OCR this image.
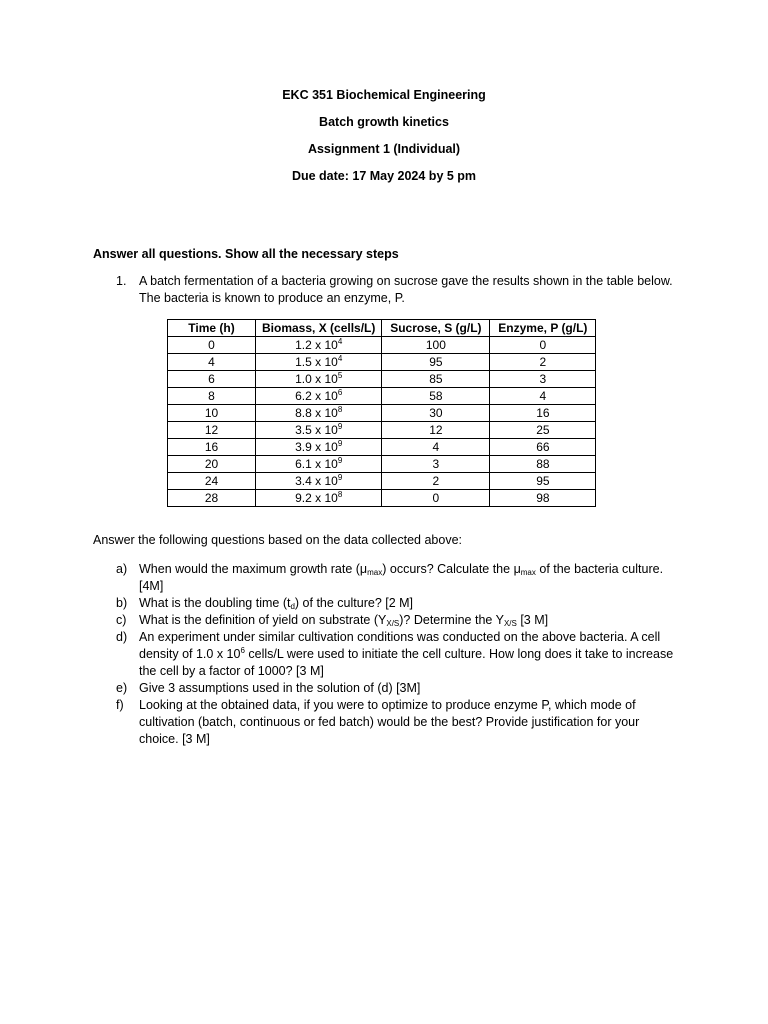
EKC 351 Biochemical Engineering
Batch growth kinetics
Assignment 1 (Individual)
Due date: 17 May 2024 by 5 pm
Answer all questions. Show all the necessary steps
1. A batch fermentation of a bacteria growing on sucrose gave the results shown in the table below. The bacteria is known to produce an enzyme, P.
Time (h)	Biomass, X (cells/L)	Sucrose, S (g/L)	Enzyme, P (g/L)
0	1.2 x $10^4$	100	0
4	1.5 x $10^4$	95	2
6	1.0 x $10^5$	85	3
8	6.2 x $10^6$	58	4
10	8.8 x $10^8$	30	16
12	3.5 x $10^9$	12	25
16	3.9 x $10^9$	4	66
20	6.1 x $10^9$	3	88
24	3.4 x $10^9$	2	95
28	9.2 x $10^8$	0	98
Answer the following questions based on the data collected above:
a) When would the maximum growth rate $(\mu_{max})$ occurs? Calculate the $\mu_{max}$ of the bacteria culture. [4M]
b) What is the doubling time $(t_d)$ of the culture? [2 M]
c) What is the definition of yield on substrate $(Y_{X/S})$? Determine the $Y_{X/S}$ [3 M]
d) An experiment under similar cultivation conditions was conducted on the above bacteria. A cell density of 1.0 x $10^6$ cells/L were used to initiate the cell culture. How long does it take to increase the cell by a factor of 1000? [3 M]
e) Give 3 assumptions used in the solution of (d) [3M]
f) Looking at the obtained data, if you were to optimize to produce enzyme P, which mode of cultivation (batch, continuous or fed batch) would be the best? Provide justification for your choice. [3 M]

Problem statement -
Please set down every record above exactly as it appears, leaving out the pictures.

Exercise response -
OCR this image.
EKC 351 Biochemical Engineering
Batch growth kinetics
Assignment 1 (Individual)
Due date: 17 May 2024 by 5 pm
Answer all questions. Show all the necessary steps
1. A batch fermentation of a bacteria growing on sucrose gave the results shown in the table below. The bacteria is known to produce an enzyme, P.
Time (h)	Biomass, X (cells/L)	Sucrose, S (g/L)	Enzyme, P (g/L)
0	1.2 x $10^4$	100	0
4	1.5 x $10^4$	95	2
6	1.0 x $10^5$	85	3
8	6.2 x $10^6$	58	4
10	8.8 x $10^8$	30	16
12	3.5 x $10^9$	12	25
16	3.9 x $10^9$	4	66
20	6.1 x $10^9$	3	88
24	3.4 x $10^9$	2	95
28	9.2 x $10^8$	0	98
Answer the following questions based on the data collected above:
a) When would the maximum growth rate $(\mu_{max})$ occurs? Calculate the $\mu_{max}$ of the bacteria culture. [4M]
b) What is the doubling time $(t_d)$ of the culture? [2 M]
c) What is the definition of yield on substrate $(Y_{X/S})$? Determine the $Y_{X/S}$ [3 M]
d) An experiment under similar cultivation conditions was conducted on the above bacteria. A cell density of 1.0 x $10^6$ cells/L were used to initiate the cell culture. How long does it take to increase the cell by a factor of 1000? [3 M]
e) Give 3 assumptions used in the solution of (d) [3M]
f) Looking at the obtained data, if you were to optimize to produce enzyme P, which mode of cultivation (batch, continuous or fed batch) would be the best? Provide justification for your choice. [3 M]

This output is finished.